INSTRUÇÃO DADA 1:
Reescreva de forma mais breve o parágrafo do texto sobre a literatura açoriana que começa por «O problema colocou-se primeiro», mantendo os seus fatos principais.

DOCUMENTO DE ORIGEM:
.....

Espero que o desenvolvimento da língua portuguesa faça parte duma ética multilín­gue nos países em que é falado a fim de que as línguas indígenas sejam respeitadas e apoiadas, o que no caso do Brasil é crítico dado o estado das línguas índias nativas.

  1. Da literatura açoriana (traduzida) a Daniel de Sá

Deixando de lado estas classificações o que nos interessa aqui é lembrar que “o debate académi­co em torno da expressão «literatura açoriana» é antigo – e chegou a contaminar ao longo dos anos 80 os próprios autores, quando estes se reuniam em encontros, congressos e simpósios construindo lentamente a intensa rede de amizades, afinidades intelectuais e intertextualidades que hoje marca o grupo. Onésimo escreveu dois livros e coordenou outro em torno do assunto, a saber: A Questão da Literatura Açoriana (1983), Da Literatura Açoriana – Subsídios para um Balanço (1986) e Açores, Açorianos, Açorianidade (1989). Nesses anos, falava-se em artesanato açoriano, folclore açoriano, até cultura açoriana – mas nada causava tantos embaraços como falar em literatura açoriana[11].

O problema colocou-se primeiro por razões políticas. Em 1975, três anos antes de morrer, Vitori­no Nemésio deixara-se utilizar pela Frente de Libertação dos Açores (FLA), movimento independentis­ta hoje formalmente extinto, como candidato a Presidente da futura República – e, ao longo dos anos seguintes, e contra a vontade da maioria dos autores, os separatistas que ainda resta­vam no arquipélago insistiram em usar a literatura das ilhas como um dos sinais da identidade nacio­nal destas.

.....

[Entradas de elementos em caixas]
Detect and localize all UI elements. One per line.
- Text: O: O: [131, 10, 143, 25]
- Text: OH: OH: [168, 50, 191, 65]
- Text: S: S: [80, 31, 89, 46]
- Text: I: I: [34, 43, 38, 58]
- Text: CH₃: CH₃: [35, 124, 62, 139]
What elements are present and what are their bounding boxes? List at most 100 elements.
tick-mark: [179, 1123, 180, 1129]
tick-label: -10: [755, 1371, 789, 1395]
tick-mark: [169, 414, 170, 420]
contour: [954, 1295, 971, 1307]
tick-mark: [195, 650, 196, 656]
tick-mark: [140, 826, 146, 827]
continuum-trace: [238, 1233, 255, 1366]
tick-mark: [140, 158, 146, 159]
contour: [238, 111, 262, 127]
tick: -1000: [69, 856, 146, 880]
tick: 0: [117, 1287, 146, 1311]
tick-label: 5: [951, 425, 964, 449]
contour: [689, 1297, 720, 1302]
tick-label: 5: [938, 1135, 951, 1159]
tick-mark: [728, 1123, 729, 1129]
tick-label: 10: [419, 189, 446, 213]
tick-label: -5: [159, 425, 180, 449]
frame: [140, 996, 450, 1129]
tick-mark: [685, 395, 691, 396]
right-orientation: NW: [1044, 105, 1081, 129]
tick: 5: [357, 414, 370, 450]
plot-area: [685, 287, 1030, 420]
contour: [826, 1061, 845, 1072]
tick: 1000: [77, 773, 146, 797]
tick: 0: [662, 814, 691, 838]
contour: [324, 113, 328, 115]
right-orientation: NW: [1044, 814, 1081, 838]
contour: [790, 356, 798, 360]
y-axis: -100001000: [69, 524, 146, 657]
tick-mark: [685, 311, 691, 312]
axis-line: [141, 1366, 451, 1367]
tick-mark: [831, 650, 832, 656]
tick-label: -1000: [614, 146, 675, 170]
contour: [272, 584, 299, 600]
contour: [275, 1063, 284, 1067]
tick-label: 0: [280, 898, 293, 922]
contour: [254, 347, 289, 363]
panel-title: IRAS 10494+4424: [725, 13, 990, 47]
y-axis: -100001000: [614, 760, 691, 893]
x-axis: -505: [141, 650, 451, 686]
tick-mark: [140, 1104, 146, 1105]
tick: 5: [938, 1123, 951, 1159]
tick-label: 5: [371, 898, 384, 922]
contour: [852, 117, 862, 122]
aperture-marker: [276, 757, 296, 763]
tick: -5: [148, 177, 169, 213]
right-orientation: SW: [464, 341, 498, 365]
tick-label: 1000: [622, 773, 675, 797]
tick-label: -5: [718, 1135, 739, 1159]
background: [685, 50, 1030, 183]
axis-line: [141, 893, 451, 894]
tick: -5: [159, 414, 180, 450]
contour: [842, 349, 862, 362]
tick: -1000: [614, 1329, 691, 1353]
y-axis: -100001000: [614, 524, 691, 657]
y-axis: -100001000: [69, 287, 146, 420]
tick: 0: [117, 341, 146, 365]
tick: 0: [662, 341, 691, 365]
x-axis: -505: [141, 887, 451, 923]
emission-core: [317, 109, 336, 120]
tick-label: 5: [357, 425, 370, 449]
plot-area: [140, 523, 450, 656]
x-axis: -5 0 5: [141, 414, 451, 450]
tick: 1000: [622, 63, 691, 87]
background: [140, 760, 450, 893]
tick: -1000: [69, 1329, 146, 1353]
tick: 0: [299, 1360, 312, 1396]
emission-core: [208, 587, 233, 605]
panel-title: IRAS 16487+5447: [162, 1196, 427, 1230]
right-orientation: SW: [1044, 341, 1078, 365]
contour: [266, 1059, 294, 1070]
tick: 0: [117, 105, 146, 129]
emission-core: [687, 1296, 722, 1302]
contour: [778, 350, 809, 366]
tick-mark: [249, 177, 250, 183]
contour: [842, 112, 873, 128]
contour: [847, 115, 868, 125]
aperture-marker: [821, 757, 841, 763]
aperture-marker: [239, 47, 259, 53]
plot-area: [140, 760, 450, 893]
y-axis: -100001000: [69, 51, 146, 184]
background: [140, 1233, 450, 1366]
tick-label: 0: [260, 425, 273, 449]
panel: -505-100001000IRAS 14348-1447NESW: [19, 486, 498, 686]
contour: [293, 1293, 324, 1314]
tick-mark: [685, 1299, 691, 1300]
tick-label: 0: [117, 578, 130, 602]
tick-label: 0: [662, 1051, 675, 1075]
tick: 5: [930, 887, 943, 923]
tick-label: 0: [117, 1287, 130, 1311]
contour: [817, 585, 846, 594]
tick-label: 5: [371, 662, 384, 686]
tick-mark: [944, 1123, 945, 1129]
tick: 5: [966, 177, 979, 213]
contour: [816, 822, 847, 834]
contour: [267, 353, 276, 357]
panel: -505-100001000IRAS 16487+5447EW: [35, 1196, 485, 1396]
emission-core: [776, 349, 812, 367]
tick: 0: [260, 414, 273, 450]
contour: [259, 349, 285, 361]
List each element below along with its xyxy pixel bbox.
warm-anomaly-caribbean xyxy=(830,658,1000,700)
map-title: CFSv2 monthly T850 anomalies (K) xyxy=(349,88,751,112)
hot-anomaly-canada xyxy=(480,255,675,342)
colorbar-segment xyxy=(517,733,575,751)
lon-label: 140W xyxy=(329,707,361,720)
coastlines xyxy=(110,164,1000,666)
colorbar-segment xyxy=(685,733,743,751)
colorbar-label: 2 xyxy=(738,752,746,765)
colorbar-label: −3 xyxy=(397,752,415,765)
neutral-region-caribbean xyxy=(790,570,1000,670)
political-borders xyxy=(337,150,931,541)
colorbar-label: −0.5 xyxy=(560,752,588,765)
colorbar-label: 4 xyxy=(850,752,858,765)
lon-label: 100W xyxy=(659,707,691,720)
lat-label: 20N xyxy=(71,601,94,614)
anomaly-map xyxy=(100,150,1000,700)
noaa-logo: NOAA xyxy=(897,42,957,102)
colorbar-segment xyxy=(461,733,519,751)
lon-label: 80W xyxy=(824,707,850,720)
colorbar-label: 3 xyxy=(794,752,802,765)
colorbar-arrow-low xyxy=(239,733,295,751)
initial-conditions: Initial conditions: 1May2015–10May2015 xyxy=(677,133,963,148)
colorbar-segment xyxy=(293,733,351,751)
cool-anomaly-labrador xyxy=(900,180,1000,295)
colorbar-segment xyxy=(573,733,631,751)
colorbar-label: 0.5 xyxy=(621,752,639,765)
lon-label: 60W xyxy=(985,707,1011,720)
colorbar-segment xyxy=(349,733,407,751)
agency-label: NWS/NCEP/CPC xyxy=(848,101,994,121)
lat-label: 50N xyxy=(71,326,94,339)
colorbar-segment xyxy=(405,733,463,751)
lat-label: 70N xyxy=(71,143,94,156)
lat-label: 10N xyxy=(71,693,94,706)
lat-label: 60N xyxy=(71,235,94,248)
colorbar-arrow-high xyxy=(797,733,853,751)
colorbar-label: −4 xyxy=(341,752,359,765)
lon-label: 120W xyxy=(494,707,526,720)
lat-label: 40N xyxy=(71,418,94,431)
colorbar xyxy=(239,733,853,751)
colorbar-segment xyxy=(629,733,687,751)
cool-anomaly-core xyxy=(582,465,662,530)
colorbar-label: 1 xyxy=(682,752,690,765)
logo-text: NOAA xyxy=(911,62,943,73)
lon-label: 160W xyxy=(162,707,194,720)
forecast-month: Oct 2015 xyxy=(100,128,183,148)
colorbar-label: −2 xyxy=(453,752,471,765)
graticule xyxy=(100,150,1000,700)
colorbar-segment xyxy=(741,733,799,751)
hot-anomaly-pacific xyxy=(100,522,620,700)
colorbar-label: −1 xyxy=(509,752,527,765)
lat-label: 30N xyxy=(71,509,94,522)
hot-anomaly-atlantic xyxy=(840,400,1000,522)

.....

INSTRUÇÃO DADA 2:
Repita sem qualquer alteração as linhas da listagem, começando pela primeira linha e terminando depois da linha que contém "What elements are".

RESPOSTA DO EXERCÍCIO 1:
A questão surgiu primeiro por motivos políticos. Em 1975, três anos antes de morrer, Vitorino Nemésio deixou-se usar pela Frente de Libertação dos Açores (FLA), movimento independentista hoje formalmente extinto, como candidato a Presidente da futura República. Nos anos seguintes, contra a vontade da maioria dos autores, os separatistas que restavam no arquipélago insistiram em usar a literatura das ilhas como sinal da identidade nacional destas.

RESPOSTA DO EXERCÍCIO 2:
Detect and localize all UI elements. One per line.
- Text: O: O: [131, 10, 143, 25]
- Text: OH: OH: [168, 50, 191, 65]
- Text: S: S: [80, 31, 89, 46]
- Text: I: I: [34, 43, 38, 58]
- Text: CH₃: CH₃: [35, 124, 62, 139]
What elements are present and what are their bounding boxes? List at most 100 elements.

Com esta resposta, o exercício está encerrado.